## REQUIRED WORK
The records should be repeated word for word, pictures excluded.

[Stored entries]
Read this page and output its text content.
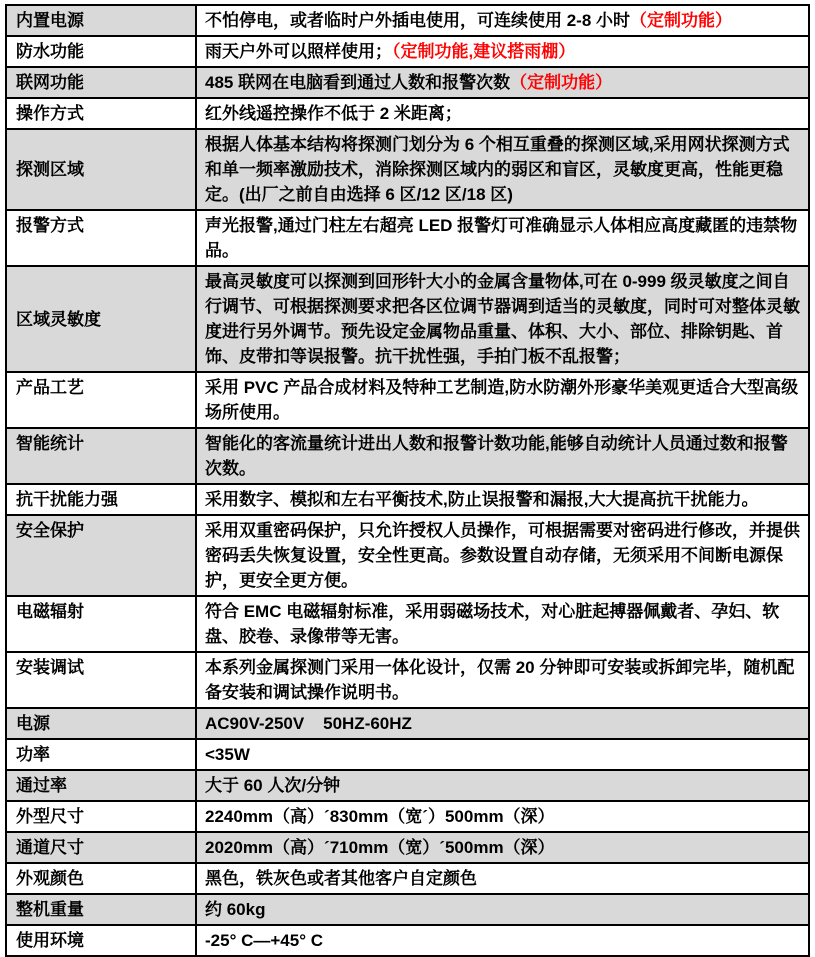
内置电源	不怕停电，或者临时户外插电使用，可连续使用 2-8 小时（定制功能）
防水功能	雨天户外可以照样使用；（定制功能,建议搭雨棚）
联网功能	485 联网在电脑看到通过人数和报警次数（定制功能）
操作方式	红外线遥控操作不低于 2 米距离；
探测区域	根据人体基本结构将探测门划分为 6 个相互重叠的探测区域,采用网状探测方式和单一频率激励技术，消除探测区域内的弱区和盲区，灵敏度更高，性能更稳定。(出厂之前自由选择 6 区/12 区/18 区)
报警方式	声光报警,通过门柱左右超亮 LED 报警灯可准确显示人体相应高度藏匿的违禁物品。
区域灵敏度	最高灵敏度可以探测到回形针大小的金属含量物体,可在 0-999 级灵敏度之间自行调节、可根据探测要求把各区位调节器调到适当的灵敏度，同时可对整体灵敏度进行另外调节。预先设定金属物品重量、体积、大小、部位、排除钥匙、首饰、皮带扣等误报警。抗干扰性强，手拍门板不乱报警；
产品工艺	采用 PVC 产品合成材料及特种工艺制造,防水防潮外形豪华美观更适合大型高级场所使用。
智能统计	智能化的客流量统计进出人数和报警计数功能,能够自动统计人员通过数和报警次数。
抗干扰能力强	采用数字、模拟和左右平衡技术,防止误报警和漏报,大大提高抗干扰能力。
安全保护	采用双重密码保护，只允许授权人员操作，可根据需要对密码进行修改，并提供密码丢失恢复设置，安全性更高。参数设置自动存储，无须采用不间断电源保护，更安全更方便。
电磁辐射	符合 EMC 电磁辐射标准，采用弱磁场技术，对心脏起搏器佩戴者、孕妇、软盘、胶卷、录像带等无害。
安装调试	本系列金属探测门采用一体化设计，仅需 20 分钟即可安装或拆卸完毕，随机配备安装和调试操作说明书。
电源	AC90V-250V    50HZ-60HZ
功率	<35W
通过率	大于 60 人次/分钟
外型尺寸	2240mm（高）´830mm（宽´）500mm（深）
通道尺寸	2020mm（高）´710mm（宽）´500mm（深）
外观颜色	黑色，铁灰色或者其他客户自定颜色
整机重量	约 60kg
使用环境	-25° C—+45° C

## RESULT BELOW
Read this page and output its text content.
内置电源	不怕停电，或者临时户外插电使用，可连续使用 2-8 小时（定制功能）
防水功能	雨天户外可以照样使用；（定制功能,建议搭雨棚）
联网功能	485 联网在电脑看到通过人数和报警次数（定制功能）
操作方式	红外线遥控操作不低于 2 米距离；
探测区域	根据人体基本结构将探测门划分为 6 个相互重叠的探测区域,采用网状探测方式和单一频率激励技术，消除探测区域内的弱区和盲区，灵敏度更高，性能更稳定。(出厂之前自由选择 6 区/12 区/18 区)
报警方式	声光报警,通过门柱左右超亮 LED 报警灯可准确显示人体相应高度藏匿的违禁物品。
区域灵敏度	最高灵敏度可以探测到回形针大小的金属含量物体,可在 0-999 级灵敏度之间自行调节、可根据探测要求把各区位调节器调到适当的灵敏度，同时可对整体灵敏度进行另外调节。预先设定金属物品重量、体积、大小、部位、排除钥匙、首饰、皮带扣等误报警。抗干扰性强，手拍门板不乱报警；
产品工艺	采用 PVC 产品合成材料及特种工艺制造,防水防潮外形豪华美观更适合大型高级场所使用。
智能统计	智能化的客流量统计进出人数和报警计数功能,能够自动统计人员通过数和报警次数。
抗干扰能力强	采用数字、模拟和左右平衡技术,防止误报警和漏报,大大提高抗干扰能力。
安全保护	采用双重密码保护，只允许授权人员操作，可根据需要对密码进行修改，并提供密码丢失恢复设置，安全性更高。参数设置自动存储，无须采用不间断电源保护，更安全更方便。
电磁辐射	符合 EMC 电磁辐射标准，采用弱磁场技术，对心脏起搏器佩戴者、孕妇、软盘、胶卷、录像带等无害。
安装调试	本系列金属探测门采用一体化设计，仅需 20 分钟即可安装或拆卸完毕，随机配备安装和调试操作说明书。
电源	AC90V-250V    50HZ-60HZ
功率	<35W
通过率	大于 60 人次/分钟
外型尺寸	2240mm（高）´830mm（宽´）500mm（深）
通道尺寸	2020mm（高）´710mm（宽）´500mm（深）
外观颜色	黑色，铁灰色或者其他客户自定颜色
整机重量	约 60kg
使用环境	-25° C—+45° C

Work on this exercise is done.